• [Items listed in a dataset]
►

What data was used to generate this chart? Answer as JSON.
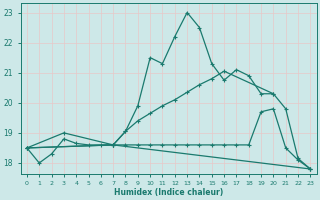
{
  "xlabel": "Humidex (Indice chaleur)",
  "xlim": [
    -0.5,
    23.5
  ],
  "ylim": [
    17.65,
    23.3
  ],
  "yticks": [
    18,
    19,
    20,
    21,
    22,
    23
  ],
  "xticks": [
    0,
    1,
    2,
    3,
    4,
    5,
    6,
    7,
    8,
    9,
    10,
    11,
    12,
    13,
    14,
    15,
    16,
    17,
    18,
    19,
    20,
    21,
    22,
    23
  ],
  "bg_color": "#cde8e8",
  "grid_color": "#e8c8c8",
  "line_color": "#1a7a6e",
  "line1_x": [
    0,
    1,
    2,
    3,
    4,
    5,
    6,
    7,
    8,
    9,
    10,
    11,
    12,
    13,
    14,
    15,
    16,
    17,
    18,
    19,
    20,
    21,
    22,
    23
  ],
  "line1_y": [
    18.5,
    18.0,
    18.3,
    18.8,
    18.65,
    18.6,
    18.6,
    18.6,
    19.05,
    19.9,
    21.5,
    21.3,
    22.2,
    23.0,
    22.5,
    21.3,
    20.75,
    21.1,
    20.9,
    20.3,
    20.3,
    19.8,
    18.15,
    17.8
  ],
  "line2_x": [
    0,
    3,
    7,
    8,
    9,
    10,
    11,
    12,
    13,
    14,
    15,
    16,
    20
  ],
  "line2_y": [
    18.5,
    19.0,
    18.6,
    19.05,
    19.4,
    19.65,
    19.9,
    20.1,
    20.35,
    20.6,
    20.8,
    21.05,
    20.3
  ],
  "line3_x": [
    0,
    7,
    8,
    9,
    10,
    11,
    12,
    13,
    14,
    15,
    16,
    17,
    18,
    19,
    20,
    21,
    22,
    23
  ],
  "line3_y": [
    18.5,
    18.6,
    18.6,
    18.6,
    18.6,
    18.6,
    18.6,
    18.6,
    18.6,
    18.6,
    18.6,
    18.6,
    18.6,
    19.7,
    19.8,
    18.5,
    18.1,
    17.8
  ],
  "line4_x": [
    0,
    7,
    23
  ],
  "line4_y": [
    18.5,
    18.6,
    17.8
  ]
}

◄
►

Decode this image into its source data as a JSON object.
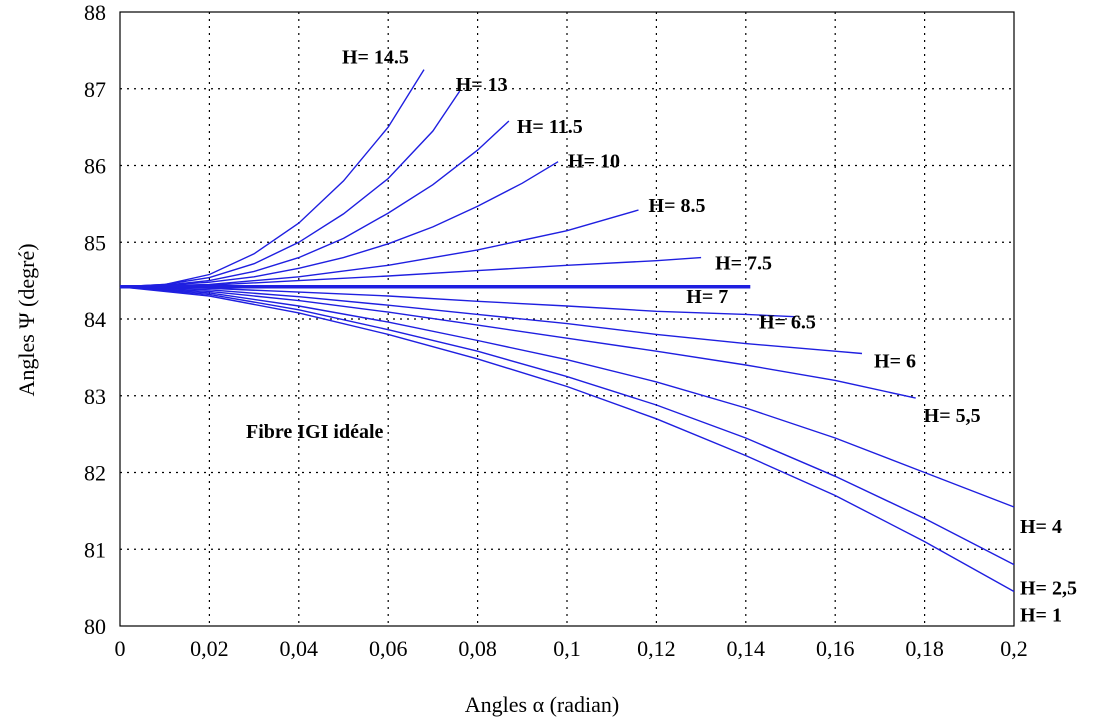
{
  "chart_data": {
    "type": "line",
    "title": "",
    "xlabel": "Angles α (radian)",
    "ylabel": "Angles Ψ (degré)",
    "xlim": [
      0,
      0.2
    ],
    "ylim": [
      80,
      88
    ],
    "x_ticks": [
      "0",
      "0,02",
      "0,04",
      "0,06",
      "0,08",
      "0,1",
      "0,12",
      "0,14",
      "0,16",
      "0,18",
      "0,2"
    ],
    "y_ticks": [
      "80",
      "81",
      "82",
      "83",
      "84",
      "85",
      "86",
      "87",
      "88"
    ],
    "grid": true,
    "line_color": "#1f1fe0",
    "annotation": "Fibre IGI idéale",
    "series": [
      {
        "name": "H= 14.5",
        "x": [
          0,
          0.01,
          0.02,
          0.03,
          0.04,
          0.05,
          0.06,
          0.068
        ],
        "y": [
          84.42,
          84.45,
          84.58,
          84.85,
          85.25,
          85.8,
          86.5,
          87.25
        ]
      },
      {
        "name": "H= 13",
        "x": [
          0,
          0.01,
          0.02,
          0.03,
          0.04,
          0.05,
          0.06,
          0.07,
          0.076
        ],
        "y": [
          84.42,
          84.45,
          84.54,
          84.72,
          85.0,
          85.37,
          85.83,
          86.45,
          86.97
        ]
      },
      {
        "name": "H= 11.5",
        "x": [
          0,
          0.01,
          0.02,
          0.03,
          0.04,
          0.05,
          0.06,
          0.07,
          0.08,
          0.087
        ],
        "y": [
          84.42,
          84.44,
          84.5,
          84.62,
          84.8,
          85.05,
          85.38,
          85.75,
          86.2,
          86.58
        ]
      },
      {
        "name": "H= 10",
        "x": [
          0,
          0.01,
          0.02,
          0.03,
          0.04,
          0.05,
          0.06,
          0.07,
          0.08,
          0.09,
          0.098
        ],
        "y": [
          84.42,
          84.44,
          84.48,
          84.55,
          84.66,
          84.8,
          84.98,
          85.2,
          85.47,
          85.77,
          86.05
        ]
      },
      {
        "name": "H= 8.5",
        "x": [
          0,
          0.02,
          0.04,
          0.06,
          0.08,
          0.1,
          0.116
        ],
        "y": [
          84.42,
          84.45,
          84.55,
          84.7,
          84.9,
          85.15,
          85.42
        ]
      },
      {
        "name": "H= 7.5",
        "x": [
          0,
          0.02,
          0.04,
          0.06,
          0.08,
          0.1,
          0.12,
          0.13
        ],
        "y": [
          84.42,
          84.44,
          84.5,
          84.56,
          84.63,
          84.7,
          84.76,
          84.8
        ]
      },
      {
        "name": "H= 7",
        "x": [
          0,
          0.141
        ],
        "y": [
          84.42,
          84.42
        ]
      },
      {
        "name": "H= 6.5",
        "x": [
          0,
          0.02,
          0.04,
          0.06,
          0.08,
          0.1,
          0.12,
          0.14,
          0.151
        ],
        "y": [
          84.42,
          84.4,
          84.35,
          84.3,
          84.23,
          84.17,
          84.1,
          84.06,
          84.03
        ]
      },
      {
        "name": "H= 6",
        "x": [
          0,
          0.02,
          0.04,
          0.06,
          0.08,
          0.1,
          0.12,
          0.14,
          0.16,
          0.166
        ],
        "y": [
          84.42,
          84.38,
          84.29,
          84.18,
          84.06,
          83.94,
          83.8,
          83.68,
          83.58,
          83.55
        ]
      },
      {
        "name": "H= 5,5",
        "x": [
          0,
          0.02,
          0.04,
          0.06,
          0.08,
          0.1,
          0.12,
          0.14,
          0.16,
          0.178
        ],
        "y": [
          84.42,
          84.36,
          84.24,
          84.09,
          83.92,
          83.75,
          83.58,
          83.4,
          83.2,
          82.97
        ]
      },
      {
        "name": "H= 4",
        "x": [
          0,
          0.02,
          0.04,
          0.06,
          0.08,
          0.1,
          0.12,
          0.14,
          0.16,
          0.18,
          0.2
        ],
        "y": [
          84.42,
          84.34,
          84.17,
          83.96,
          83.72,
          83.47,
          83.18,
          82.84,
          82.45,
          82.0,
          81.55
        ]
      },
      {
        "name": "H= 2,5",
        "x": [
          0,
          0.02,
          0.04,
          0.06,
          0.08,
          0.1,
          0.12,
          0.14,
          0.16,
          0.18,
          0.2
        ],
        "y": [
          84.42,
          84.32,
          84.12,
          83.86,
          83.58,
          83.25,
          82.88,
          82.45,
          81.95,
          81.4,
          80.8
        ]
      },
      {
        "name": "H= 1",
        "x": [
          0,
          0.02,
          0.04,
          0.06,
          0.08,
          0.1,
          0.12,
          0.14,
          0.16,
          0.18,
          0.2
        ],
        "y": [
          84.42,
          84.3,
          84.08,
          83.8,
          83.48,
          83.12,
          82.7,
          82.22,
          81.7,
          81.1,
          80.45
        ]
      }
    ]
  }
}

◄

• [Written exercise] Tally the lines of the records holding the word "this", then give only the resulting number.

• [Response below] 2